> **YOUR OBJECTIVE**: Look for the string "Test" in the lines and copy each line that has it.

> **PROVIDED MATERIAL**:
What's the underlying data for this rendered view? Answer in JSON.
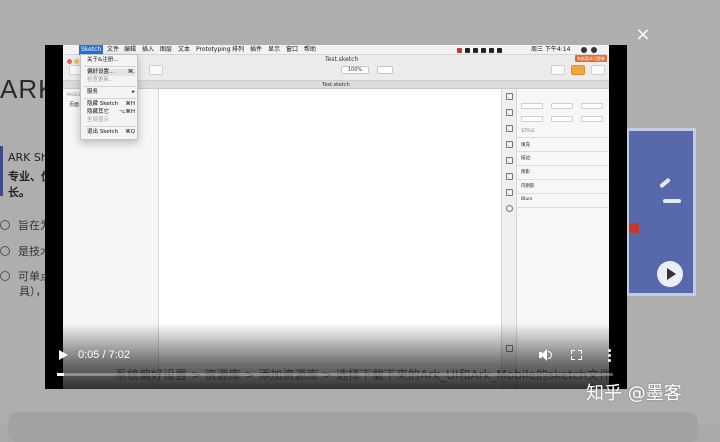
{
  "background_page": {
    "brand": "ARK",
    "intro_line1": "ARK Sha",
    "intro_line2": "专业、优",
    "intro_line3": "长。",
    "features": [
      "旨在为",
      "是技术",
      "可单点",
      "具），"
    ]
  },
  "overlay": {
    "close_label": "×"
  },
  "video": {
    "sketch_screen": {
      "menubar": {
        "apple_glyph": "",
        "app_menu": "Sketch",
        "items": [
          "文件",
          "编辑",
          "插入",
          "图层",
          "文本",
          "Prototyping",
          "排列",
          "插件",
          "显示",
          "窗口",
          "帮助"
        ],
        "clock": "周三 下午4:14"
      },
      "window_title": "Test.sketch",
      "document_tab": "Test.sketch",
      "zoom_level": "100%",
      "update_badge": "有新版本可更新",
      "left_pane": {
        "header": "PAGES",
        "page": "页面"
      },
      "app_menu_dropdown": [
        {
          "label": "关于&注册…",
          "shortcut": "",
          "disabled": false
        },
        {
          "label": "偏好设置…",
          "shortcut": "⌘,",
          "disabled": false,
          "highlighted": true
        },
        {
          "label": "检查更新…",
          "shortcut": "",
          "disabled": true
        },
        {
          "label": "服务",
          "shortcut": "▸",
          "disabled": false
        },
        {
          "label": "隐藏 Sketch",
          "shortcut": "⌘H",
          "disabled": false
        },
        {
          "label": "隐藏其它",
          "shortcut": "⌥⌘H",
          "disabled": false
        },
        {
          "label": "全部显示",
          "shortcut": "",
          "disabled": true
        },
        {
          "label": "退出 Sketch",
          "shortcut": "⌘Q",
          "disabled": false
        }
      ],
      "inspector": {
        "style_header": "STYLE",
        "rows": [
          "填充",
          "描边",
          "阴影",
          "内阴影",
          "Blurs"
        ]
      }
    },
    "subtitle": "系统偏好设置 > 资源库 > 添加资源库 > 选择下载下来的Ark_UI和Ark_Mobile的sketch文件",
    "current_time": "0:05",
    "duration": "7:02",
    "time_display": "0:05 / 7:02",
    "progress_fraction": 0.012
  },
  "watermark": "知乎 @墨客",
  "colors": {
    "accent_blue": "#2d6fd6",
    "badge_orange": "#e96a2e",
    "brand_navy": "#3c4a8c"
  }
}
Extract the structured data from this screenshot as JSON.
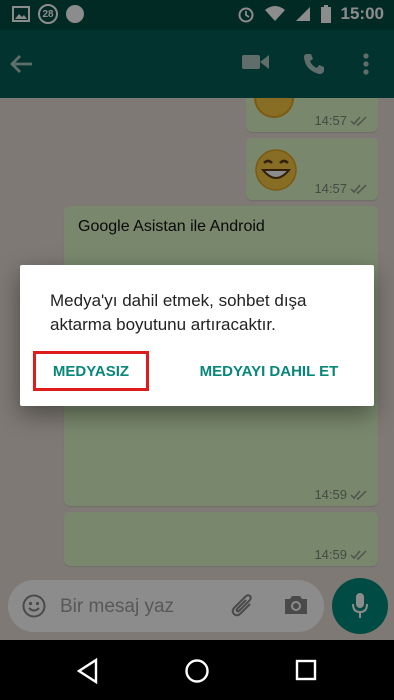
{
  "status_bar": {
    "time": "15:00",
    "badge": "28"
  },
  "chat": {
    "messages": [
      {
        "type": "emoji",
        "time": "14:57"
      },
      {
        "type": "emoji",
        "time": "14:57"
      },
      {
        "type": "text",
        "title": "Google Asistan ile Android",
        "time": "14:59"
      },
      {
        "type": "text",
        "title": "",
        "time": "14:59"
      }
    ]
  },
  "input": {
    "placeholder": "Bir mesaj yaz"
  },
  "dialog": {
    "message": "Medya'yı dahil etmek, sohbet dışa aktarma boyutunu artıracaktır.",
    "button_without_media": "MEDYASIZ",
    "button_with_media": "MEDYAYI DAHIL ET"
  },
  "colors": {
    "header": "#075e54",
    "status_bar": "#054d44",
    "bubble": "#dcf8c6",
    "accent": "#07877a",
    "highlight": "#e01b1b"
  }
}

> **RESULT OF THE EXERCISE**:
      "window_title": "Test.sketch",
      "document_tab": "Test.sketch",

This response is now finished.